(Work item):
Whenever a line carries the word "Berlin", pull it out of the entries.

[Document page transcript entries]

BEGIN

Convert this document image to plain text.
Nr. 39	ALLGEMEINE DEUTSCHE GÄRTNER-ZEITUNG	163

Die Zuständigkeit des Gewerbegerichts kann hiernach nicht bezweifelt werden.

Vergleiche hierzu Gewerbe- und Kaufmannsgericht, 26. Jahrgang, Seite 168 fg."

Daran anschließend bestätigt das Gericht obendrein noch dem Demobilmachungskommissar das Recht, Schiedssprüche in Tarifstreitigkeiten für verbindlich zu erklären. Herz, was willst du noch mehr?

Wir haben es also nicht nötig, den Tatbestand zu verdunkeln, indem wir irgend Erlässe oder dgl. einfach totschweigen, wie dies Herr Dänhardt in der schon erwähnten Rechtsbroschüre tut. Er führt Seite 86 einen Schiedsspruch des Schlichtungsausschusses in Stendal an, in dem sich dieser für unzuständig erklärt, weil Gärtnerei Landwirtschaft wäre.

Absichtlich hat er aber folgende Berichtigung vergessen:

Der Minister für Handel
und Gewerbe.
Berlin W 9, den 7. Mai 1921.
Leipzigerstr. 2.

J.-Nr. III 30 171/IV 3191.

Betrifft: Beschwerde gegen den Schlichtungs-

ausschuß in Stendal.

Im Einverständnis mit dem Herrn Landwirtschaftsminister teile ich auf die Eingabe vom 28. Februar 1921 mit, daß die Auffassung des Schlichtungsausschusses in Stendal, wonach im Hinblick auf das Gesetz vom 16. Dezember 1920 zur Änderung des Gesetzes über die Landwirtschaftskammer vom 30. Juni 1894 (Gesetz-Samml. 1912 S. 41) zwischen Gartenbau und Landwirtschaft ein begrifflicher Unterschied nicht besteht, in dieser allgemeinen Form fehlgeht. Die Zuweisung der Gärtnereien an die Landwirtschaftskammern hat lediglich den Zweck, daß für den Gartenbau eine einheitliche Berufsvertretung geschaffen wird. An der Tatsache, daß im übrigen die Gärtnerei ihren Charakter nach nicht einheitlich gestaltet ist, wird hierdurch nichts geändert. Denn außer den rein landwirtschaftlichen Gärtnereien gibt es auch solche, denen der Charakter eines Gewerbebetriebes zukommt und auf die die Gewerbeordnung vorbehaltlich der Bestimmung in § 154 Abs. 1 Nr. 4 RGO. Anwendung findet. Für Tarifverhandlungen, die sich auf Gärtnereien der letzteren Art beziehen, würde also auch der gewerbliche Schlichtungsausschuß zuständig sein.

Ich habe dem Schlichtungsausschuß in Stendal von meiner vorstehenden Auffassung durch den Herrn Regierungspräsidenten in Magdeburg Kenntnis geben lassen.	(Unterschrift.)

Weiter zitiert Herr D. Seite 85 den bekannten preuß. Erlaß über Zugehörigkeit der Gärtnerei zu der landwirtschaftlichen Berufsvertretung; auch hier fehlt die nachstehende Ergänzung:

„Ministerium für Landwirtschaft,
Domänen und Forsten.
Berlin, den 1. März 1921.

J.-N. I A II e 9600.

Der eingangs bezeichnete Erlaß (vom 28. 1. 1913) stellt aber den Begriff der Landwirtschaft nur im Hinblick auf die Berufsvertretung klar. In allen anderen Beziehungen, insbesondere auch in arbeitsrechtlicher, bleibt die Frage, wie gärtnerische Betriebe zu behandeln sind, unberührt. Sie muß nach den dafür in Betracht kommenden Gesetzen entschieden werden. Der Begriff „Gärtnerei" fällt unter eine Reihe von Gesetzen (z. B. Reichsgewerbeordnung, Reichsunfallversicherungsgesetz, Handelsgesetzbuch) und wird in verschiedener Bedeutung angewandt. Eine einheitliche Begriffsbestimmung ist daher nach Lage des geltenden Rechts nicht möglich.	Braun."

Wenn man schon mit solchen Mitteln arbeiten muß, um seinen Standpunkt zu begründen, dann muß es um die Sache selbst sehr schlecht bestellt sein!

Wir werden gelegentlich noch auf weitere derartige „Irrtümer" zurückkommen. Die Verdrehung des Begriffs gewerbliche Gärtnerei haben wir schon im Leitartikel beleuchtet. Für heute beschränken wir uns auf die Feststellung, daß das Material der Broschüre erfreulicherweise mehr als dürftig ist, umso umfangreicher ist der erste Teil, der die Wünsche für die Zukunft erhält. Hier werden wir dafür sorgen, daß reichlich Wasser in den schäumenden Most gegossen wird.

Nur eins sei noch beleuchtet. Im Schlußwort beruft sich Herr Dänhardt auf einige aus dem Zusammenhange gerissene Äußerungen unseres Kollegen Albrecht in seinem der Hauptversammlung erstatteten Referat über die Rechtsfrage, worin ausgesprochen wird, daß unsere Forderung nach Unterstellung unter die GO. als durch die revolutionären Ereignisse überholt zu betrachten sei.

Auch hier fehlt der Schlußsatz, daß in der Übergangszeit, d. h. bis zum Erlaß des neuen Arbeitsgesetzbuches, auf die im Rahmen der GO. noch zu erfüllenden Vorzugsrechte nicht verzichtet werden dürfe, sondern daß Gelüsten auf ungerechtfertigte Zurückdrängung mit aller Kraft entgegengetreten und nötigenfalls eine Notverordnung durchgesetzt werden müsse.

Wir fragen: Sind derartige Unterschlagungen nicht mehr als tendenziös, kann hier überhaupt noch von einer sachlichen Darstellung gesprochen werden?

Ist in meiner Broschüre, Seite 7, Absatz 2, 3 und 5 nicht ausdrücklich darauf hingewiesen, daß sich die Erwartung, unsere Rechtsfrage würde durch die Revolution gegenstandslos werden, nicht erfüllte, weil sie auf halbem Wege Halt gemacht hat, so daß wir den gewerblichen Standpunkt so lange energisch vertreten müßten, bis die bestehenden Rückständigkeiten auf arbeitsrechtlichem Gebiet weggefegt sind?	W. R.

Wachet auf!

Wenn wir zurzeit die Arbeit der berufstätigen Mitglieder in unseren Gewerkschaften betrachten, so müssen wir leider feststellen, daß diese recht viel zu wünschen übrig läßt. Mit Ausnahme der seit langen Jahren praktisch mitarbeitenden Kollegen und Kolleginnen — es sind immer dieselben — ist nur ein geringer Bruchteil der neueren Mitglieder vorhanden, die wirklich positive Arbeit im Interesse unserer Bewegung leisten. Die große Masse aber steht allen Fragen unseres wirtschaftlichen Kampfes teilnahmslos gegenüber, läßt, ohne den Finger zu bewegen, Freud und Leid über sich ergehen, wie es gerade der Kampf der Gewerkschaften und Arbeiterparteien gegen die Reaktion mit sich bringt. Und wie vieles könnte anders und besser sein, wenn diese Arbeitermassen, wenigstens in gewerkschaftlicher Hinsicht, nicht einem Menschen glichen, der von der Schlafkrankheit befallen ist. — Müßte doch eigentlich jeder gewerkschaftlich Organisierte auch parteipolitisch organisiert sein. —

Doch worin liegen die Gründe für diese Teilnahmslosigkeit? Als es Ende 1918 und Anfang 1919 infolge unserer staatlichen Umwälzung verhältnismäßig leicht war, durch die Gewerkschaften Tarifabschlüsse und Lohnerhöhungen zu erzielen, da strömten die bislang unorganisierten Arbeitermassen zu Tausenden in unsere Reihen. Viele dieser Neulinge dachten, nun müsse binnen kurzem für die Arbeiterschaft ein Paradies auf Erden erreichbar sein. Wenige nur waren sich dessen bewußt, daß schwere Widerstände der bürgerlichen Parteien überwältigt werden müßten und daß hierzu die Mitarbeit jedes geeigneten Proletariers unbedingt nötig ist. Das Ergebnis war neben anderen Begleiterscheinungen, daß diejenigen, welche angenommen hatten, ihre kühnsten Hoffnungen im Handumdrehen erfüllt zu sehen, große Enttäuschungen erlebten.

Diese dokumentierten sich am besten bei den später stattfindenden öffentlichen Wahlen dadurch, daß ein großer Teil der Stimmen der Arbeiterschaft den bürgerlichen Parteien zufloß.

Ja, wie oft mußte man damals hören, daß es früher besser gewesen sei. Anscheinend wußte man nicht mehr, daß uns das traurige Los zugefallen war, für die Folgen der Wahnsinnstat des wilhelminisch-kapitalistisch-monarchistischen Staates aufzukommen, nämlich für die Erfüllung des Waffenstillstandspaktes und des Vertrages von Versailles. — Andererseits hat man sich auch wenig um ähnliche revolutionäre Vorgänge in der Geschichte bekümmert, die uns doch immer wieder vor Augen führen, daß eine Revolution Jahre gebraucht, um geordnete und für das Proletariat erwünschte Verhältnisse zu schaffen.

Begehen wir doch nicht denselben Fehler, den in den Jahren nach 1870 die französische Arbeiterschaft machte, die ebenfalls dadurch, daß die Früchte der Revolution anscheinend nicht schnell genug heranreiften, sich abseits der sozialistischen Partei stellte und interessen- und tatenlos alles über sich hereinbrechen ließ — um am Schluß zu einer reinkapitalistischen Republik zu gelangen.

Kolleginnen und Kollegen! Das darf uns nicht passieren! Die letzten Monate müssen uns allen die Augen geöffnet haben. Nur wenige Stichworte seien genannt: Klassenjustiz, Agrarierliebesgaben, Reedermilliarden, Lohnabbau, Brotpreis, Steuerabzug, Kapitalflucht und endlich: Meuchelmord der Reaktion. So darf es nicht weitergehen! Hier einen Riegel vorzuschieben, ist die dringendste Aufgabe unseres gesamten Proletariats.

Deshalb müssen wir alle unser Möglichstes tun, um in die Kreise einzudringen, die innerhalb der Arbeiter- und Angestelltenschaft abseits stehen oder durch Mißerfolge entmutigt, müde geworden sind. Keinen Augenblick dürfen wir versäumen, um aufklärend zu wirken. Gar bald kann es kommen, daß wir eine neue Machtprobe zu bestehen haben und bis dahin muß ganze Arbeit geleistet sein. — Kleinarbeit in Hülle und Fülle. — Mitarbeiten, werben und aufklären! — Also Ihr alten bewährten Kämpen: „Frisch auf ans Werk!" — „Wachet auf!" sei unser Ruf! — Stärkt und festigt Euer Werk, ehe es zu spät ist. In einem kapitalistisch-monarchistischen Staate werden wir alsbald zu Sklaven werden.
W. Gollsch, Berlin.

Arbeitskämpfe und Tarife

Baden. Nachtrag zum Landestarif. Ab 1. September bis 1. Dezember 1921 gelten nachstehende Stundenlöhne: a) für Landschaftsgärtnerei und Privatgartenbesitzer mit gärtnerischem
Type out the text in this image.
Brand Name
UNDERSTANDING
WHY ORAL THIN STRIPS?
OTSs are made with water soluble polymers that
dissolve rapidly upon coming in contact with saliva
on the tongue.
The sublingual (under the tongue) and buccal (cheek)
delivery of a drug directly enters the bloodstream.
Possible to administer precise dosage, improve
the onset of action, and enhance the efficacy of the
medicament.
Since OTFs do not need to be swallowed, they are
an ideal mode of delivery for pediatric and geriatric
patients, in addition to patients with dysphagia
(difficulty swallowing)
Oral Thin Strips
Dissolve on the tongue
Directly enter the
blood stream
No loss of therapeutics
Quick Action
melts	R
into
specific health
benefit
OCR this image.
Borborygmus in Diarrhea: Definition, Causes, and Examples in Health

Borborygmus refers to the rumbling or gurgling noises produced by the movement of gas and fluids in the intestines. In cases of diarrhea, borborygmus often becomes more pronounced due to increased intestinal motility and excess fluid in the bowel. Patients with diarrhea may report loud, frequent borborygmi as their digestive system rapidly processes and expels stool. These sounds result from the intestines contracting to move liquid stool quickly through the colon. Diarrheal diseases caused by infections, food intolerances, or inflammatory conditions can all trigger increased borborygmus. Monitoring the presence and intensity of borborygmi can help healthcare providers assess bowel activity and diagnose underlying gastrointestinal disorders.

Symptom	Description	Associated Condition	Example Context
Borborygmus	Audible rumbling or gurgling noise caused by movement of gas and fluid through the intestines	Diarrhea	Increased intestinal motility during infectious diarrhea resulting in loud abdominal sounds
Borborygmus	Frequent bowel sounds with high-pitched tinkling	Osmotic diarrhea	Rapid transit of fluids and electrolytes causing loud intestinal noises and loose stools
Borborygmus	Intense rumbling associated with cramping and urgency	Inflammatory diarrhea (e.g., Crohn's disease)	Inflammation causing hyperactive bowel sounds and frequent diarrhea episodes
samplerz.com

END

(Written solution):
Berlin W 9, den 7. Mai 1921.
Berlin, den 1. März 1921.
W. Gollsch, Berlin.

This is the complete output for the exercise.